|ISSN 1357-4442||Editor: Simon Denison|
The archaeology of 11th century Scotland is almost entirely undiscovered, writes Nick Aitchison
Macbeth, immortalised in Shakespeare's compelling tragedy of ambition, betrayal and the supernatural, may be one of Scotland's most famous kings. The myth of Macbeth has universal appeal. The historical Macbeth (1040-57), however, is less well known, largely because of the scarcity of reliable source material.
Historians have traditionally been dependent on a combination of contemporary Anglo-Saxon and Irish sources, Scottish king lists that survive only as much later copies and, in particular, the medieval Scottish chronicles which provided the inspiration for Shakespeare's Macbeth. All these sources present problems of interpretation and/or reliability.
Nevertheless, Macbeth emerges from the shadows as a remarkable character in several respects. The known facts about his life are, briefly, these: he belonged to the hereditary aristocracy of Moray, an extensive and turbulent northern province centred around Inverness, Elgin and Forres, and separated from the rest of Scotland by the Grampian Mountains. His father was mormaer (`great steward') of Moray but was murdered by Macbeth's cousins. Macbeth later seized the province, probably by burning his cousin and his cousin's warband to death, and took his cousin's wife as his own. Macbeth also belonged to the Scottish royal kin group through his mother and was probably a grandson of Malcolm II, with whom he was closely associated; Macbeth was present at the meeting between Malcolm and Cnut, King of England and Denmark, in 1031.

**Data entries**

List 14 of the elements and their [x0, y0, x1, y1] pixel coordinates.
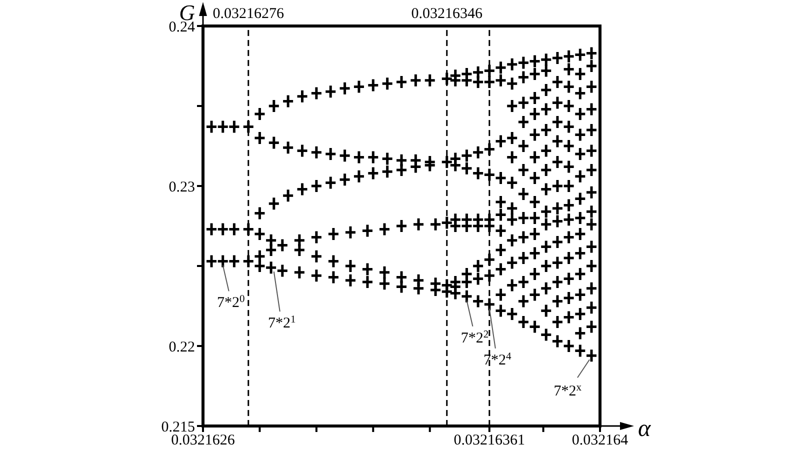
ref-line-label: 0.03216276 [212, 6, 284, 22]
x-tick-label: 0.03216361 [454, 432, 526, 449]
annotation: 7*2$^{0}$ [216, 294, 245, 312]
ref-line-label: 0.03216346 [411, 6, 483, 22]
x-axis-title: α [638, 416, 651, 442]
y-tick-label: 0.22 [168, 339, 195, 356]
annotation: 7*2$^{2}$ [460, 328, 489, 346]
y-tick-label: 0.215 [161, 419, 195, 436]
x-tick-label: 0.032164 [572, 432, 629, 449]
y-tick-label: 0.23 [168, 179, 195, 196]
x-tick-label: 0.0321626 [171, 432, 236, 449]
annotation: 7*2$^{x}$ [554, 382, 582, 400]
annotation: 7*2$^{1}$ [268, 314, 296, 332]
annotation: 7*2$^{4}$ [484, 350, 512, 368]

**Exercise objective**
Please reproduce the Macbeth article in full, word for word. The lines above come from a source separate from the Macbeth article.

**Full solution**
|ISSN 1357-4442||Editor: Simon Denison|
The archaeology of 11th century Scotland is almost entirely undiscovered, writes Nick Aitchison
Macbeth, immortalised in Shakespeare's compelling tragedy of ambition, betrayal and the supernatural, may be one of Scotland's most famous kings. The myth of Macbeth has universal appeal. The historical Macbeth (1040-57), however, is less well known, largely because of the scarcity of reliable source material.
Historians have traditionally been dependent on a combination of contemporary Anglo-Saxon and Irish sources, Scottish king lists that survive only as much later copies and, in particular, the medieval Scottish chronicles which provided the inspiration for Shakespeare's Macbeth. All these sources present problems of interpretation and/or reliability.
Nevertheless, Macbeth emerges from the shadows as a remarkable character in several respects. The known facts about his life are, briefly, these: he belonged to the hereditary aristocracy of Moray, an extensive and turbulent northern province centred around Inverness, Elgin and Forres, and separated from the rest of Scotland by the Grampian Mountains. His father was mormaer (`great steward') of Moray but was murdered by Macbeth's cousins. Macbeth later seized the province, probably by burning his cousin and his cousin's warband to death, and took his cousin's wife as his own. Macbeth also belonged to the Scottish royal kin group through his mother and was probably a grandson of Malcolm II, with whom he was closely associated; Macbeth was present at the meeting between Malcolm and Cnut, King of England and Denmark, in 1031.